PROVIDED DATA>
○ ○ ○ ○ ○ ○ ○
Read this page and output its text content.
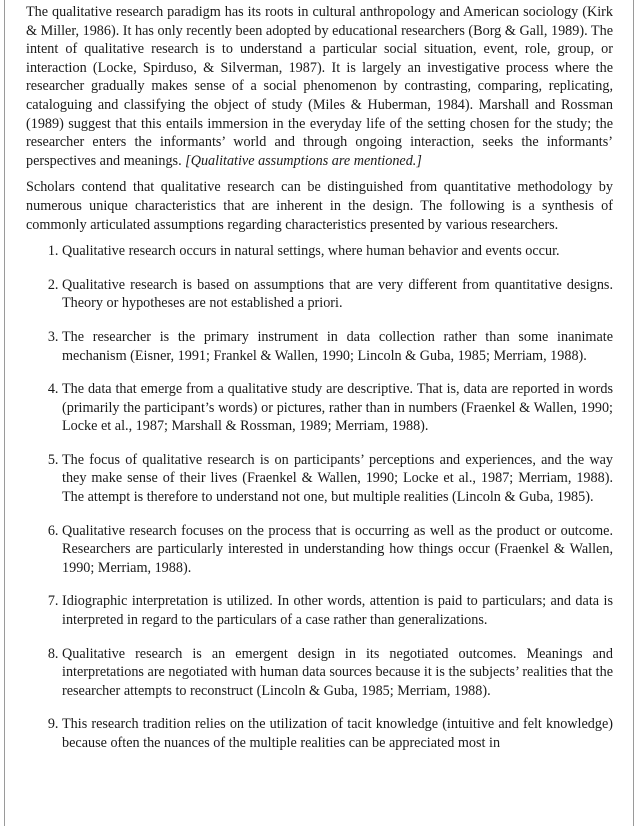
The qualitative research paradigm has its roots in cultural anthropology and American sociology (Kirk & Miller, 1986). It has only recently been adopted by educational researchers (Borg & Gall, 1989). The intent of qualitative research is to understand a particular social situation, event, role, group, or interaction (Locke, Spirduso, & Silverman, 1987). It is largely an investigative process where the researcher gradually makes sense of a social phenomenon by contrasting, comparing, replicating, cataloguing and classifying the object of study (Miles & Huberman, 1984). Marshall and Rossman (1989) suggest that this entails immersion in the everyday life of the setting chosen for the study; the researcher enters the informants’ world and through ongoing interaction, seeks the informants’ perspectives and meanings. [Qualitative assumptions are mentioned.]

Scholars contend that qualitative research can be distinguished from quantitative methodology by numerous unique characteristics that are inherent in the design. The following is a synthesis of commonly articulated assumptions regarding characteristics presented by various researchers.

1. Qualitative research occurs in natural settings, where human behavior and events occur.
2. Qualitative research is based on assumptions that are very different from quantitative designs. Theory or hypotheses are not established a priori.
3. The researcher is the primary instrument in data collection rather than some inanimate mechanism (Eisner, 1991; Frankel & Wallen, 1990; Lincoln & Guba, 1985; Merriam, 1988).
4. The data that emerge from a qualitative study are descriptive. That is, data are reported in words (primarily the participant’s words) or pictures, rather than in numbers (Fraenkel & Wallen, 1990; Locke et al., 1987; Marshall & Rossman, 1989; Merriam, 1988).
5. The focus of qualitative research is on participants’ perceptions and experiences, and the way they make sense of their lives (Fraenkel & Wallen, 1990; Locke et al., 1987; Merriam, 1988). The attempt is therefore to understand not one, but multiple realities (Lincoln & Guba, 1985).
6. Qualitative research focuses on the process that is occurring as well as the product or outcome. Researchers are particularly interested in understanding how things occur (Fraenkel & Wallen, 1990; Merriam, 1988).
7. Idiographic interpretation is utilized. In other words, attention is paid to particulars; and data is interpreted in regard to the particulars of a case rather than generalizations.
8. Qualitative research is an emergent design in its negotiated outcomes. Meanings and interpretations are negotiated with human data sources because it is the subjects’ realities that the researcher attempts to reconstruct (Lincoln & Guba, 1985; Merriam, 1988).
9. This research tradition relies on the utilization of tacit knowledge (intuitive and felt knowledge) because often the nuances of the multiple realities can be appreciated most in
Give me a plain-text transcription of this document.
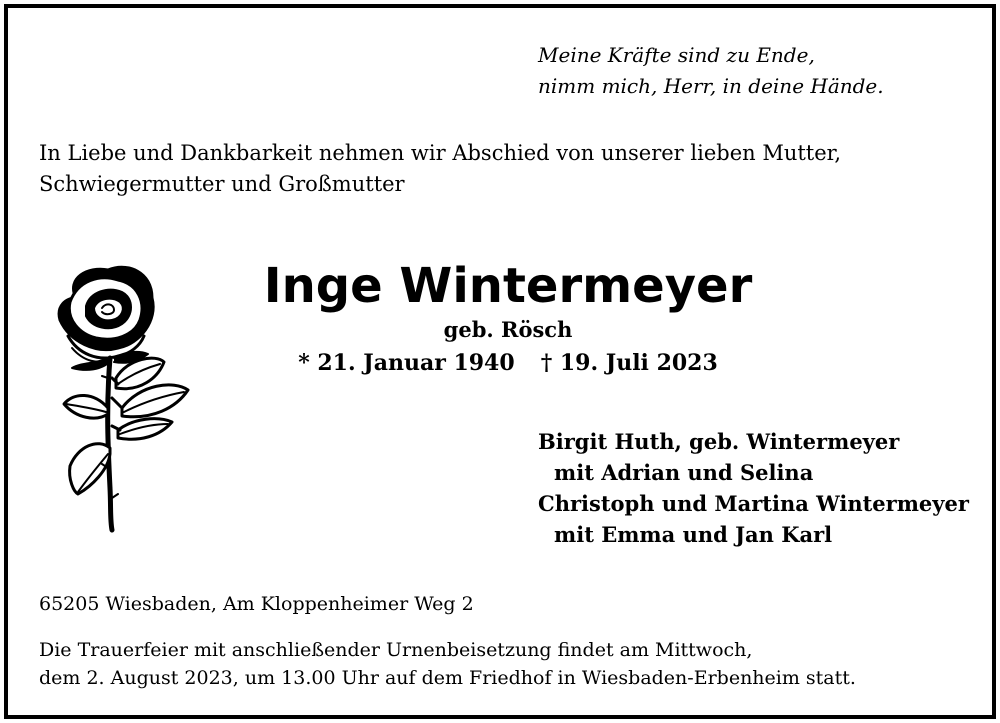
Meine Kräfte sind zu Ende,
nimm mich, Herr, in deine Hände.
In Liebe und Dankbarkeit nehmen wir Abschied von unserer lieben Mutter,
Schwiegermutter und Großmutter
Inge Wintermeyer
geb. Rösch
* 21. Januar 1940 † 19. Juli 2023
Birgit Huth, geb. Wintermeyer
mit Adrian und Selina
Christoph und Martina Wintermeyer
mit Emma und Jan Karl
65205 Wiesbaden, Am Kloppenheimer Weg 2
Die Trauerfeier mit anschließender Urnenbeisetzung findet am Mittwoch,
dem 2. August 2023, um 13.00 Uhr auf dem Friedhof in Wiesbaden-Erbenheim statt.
○ ○ ○ ○ ○ ○ ○
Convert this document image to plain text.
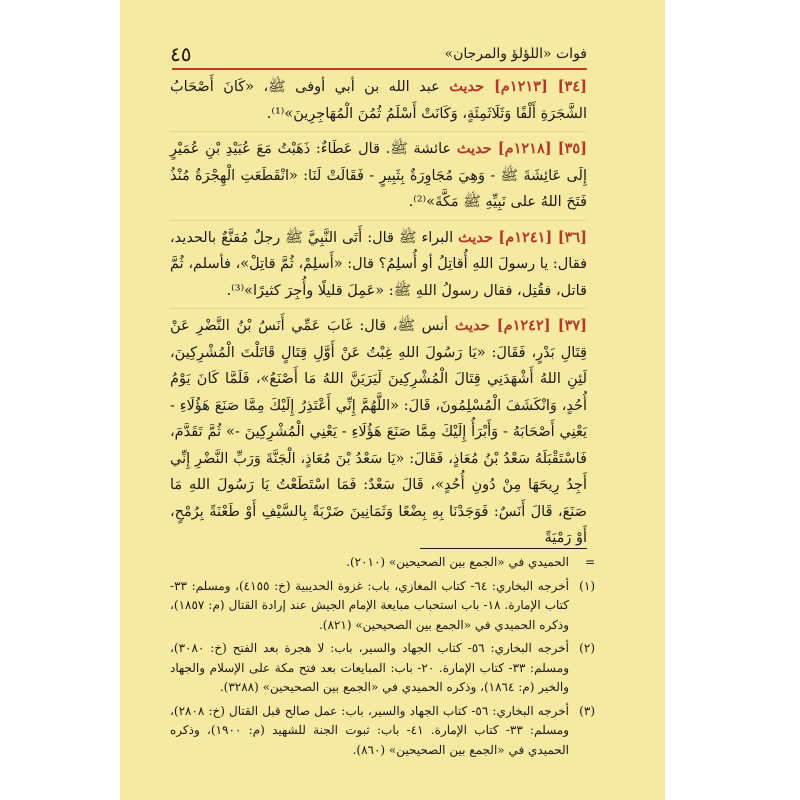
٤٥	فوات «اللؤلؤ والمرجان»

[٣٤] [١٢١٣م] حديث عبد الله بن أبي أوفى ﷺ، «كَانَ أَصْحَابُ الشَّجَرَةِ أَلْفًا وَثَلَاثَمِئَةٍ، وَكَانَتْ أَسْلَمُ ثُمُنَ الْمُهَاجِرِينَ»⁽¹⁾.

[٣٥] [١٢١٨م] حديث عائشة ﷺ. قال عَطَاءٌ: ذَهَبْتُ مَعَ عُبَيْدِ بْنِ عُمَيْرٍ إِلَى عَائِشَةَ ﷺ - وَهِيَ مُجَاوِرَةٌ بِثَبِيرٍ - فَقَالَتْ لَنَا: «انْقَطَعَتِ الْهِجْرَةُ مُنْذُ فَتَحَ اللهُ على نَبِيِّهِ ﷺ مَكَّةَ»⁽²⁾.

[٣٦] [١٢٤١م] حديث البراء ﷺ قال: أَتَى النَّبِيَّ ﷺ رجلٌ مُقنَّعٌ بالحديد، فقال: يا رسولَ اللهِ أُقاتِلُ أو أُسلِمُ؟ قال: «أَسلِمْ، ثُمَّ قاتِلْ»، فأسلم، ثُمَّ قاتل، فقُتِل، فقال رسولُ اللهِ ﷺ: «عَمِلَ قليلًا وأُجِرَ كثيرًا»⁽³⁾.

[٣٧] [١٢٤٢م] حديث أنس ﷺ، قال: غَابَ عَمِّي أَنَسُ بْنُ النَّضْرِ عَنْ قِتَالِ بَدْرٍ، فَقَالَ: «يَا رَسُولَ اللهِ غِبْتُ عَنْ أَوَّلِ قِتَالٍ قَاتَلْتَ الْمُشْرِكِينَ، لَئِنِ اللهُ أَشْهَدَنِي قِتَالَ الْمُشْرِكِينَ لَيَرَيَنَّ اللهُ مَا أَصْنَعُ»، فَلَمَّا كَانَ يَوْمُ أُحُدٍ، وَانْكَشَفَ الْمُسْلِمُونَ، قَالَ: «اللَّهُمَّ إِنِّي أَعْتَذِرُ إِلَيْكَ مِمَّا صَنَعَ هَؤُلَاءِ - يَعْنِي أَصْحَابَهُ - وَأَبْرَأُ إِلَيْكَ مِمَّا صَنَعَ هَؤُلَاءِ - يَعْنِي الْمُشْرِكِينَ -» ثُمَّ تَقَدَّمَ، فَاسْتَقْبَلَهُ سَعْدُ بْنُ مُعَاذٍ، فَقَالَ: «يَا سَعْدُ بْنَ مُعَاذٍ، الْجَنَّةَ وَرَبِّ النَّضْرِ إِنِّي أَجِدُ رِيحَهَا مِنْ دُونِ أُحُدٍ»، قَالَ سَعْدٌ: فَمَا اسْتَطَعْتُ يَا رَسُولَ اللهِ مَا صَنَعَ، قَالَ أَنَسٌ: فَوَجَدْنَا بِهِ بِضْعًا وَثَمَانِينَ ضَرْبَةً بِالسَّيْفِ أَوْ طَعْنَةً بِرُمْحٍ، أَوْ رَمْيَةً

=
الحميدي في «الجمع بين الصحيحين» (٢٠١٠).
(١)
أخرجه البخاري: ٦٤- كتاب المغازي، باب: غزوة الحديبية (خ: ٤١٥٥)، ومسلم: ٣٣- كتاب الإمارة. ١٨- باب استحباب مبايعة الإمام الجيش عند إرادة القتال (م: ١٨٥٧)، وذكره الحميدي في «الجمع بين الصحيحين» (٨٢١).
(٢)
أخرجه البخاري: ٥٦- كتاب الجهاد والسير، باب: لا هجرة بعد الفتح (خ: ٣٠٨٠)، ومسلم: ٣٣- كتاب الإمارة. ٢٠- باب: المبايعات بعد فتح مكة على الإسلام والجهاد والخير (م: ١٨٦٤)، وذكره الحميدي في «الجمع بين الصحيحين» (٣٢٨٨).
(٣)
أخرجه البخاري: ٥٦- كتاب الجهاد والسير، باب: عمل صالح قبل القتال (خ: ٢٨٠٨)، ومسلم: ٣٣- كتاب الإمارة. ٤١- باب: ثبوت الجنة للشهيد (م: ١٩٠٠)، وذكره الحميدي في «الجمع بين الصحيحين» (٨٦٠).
○ ○ ○ ○ ○ ○ ○
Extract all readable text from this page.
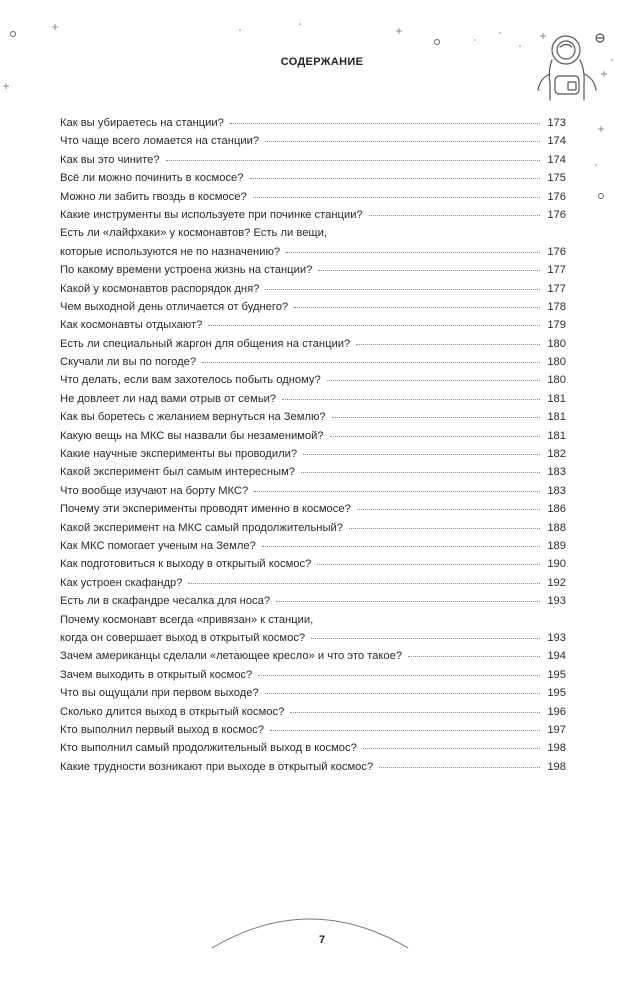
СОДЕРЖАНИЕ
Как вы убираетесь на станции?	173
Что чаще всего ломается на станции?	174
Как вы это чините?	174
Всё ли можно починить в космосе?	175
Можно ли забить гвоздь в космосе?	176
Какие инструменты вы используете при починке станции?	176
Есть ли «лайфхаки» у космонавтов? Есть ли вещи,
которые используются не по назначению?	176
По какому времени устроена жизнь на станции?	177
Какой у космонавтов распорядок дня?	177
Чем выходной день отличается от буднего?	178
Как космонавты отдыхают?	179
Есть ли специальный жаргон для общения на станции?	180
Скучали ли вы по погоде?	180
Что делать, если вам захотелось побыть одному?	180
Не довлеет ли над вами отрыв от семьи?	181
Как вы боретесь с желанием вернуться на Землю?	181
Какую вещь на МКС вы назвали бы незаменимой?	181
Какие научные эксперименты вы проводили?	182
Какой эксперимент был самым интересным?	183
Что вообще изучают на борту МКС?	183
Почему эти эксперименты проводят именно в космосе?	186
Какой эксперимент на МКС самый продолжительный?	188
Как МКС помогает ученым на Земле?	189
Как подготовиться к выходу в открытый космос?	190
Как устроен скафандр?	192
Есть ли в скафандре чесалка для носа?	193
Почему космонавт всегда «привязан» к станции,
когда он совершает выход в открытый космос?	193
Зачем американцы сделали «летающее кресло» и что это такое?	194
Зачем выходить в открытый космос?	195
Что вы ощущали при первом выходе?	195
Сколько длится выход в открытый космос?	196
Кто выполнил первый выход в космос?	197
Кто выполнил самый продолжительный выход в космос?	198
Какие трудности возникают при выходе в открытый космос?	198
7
○ ○ ○ ○ ○ ○ ○
TASK DETAILS> Work out how many lines of the listing above include the word "quantitative". Reply with nothing but the count.

REPLY> 2